━━━ 提示本文 ━━━

2025/03/27|1,144文字
<アルコール依存症>
アルコール依存症とは、お酒の飲み方(飲む量、飲む間隔、飲む状況)を自分でコントロールできなくなった状態のことをいいます。
仕事、家庭、人間関係よりも、飲酒が優先となり治療が必要な状態です。
<コロナ禍でのアルコール依存症増加>
新型コロナウイルスの感染が拡大していた時期に、アルコール依存症が増加したと言われています。
生活の制限や働き方の急変によってストレスが増大し、アルコールに頼る気持が強くなってしまいました。
また、在宅時間が長くなったことから、自由にアルコール飲料を手にするチャンスも増えていました。
こうして、長時間にわたり多量に飲酒できる環境下で、アルコール依存症となるリスクが増大していたのです。
<飲酒の自由>
しかし、成人であれば、プライベートの時間に飲酒するのは基本的に本人の自由です。
体質にもよりますが、度を越した飲酒は、肝臓、膵臓、心臓、脳、血管、神経などに障害をもたらします。

━━━

### 作業課題
アルコール依存症についての本文から、「2025/03/27|1,144文字」から「リスクが増大していたのです。」までを一字も変えずに打ち直してください。

━━━ 分析用データ ━━━

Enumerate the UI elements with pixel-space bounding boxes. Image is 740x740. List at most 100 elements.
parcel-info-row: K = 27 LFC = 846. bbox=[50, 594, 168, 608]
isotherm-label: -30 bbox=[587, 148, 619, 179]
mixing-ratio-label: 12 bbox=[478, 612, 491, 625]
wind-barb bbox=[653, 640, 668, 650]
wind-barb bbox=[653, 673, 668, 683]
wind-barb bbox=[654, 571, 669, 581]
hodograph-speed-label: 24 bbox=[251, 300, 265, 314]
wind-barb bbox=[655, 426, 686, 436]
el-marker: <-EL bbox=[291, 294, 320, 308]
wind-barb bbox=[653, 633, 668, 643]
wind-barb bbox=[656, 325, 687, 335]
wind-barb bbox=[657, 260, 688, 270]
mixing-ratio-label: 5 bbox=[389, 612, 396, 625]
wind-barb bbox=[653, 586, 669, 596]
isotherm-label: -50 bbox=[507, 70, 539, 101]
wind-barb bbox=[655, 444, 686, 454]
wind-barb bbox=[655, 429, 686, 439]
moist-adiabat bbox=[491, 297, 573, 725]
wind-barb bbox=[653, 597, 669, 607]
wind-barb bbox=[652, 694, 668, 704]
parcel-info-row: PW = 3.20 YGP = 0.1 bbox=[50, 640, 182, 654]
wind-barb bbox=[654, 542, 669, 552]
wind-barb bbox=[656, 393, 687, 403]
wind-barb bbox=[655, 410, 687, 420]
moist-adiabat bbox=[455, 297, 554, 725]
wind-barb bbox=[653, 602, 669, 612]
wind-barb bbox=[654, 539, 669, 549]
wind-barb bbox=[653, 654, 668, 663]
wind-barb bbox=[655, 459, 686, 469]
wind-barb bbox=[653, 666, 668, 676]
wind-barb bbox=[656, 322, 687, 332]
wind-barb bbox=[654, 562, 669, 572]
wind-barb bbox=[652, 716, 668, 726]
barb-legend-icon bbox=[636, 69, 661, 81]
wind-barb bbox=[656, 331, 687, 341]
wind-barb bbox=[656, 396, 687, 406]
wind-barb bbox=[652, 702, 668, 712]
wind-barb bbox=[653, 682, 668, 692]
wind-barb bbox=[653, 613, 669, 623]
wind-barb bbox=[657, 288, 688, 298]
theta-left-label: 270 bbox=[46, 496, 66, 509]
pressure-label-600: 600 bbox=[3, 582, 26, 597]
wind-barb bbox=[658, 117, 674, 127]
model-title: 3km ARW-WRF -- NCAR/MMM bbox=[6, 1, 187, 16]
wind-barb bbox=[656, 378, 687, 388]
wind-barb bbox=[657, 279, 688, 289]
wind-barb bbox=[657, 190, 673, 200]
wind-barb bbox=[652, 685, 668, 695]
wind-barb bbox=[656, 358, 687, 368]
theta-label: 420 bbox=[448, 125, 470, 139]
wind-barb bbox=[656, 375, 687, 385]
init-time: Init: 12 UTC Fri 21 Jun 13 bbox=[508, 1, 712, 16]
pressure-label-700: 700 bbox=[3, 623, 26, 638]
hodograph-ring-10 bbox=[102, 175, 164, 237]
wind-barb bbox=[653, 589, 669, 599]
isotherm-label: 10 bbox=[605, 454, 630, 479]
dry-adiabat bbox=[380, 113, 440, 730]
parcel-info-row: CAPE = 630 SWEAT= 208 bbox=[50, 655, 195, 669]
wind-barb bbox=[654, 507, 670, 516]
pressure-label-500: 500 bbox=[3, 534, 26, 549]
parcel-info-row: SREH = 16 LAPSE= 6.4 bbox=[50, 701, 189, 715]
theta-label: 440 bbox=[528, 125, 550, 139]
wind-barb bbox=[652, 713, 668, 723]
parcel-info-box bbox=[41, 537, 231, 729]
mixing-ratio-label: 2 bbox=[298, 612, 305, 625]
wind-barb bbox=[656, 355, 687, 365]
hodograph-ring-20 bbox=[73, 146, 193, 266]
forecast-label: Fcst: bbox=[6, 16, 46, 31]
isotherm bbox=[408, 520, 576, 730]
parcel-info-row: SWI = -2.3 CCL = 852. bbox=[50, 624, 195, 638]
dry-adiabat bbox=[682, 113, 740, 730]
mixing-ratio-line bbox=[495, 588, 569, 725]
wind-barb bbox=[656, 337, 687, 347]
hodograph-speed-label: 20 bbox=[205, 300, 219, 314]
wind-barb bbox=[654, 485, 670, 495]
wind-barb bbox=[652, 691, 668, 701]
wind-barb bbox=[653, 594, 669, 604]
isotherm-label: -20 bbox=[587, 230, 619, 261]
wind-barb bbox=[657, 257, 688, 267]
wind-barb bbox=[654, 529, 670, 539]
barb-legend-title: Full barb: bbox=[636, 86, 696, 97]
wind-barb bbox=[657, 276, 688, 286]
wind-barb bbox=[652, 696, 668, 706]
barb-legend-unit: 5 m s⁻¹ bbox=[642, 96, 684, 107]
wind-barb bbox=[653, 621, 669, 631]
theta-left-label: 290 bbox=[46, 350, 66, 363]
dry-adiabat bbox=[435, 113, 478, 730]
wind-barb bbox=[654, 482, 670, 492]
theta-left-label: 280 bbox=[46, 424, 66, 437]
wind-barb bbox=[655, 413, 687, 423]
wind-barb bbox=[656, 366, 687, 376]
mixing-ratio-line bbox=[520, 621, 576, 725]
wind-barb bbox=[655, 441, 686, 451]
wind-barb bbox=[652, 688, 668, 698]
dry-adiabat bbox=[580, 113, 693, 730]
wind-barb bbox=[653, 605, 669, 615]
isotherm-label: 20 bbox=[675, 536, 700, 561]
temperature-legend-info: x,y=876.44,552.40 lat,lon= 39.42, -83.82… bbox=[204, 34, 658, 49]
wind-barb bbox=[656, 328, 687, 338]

━━━

### 演習結果
2025/03/27|1,144文字
<アルコール依存症>
アルコール依存症とは、お酒の飲み方(飲む量、飲む間隔、飲む状況)を自分でコントロールできなくなった状態のことをいいます。
仕事、家庭、人間関係よりも、飲酒が優先となり治療が必要な状態です。
<コロナ禍でのアルコール依存症増加>
新型コロナウイルスの感染が拡大していた時期に、アルコール依存症が増加したと言われています。
生活の制限や働き方の急変によってストレスが増大し、アルコールに頼る気持が強くなってしまいました。
また、在宅時間が長くなったことから、自由にアルコール飲料を手にするチャンスも増えていました。
こうして、長時間にわたり多量に飲酒できる環境下で、アルコール依存症となるリスクが増大していたのです。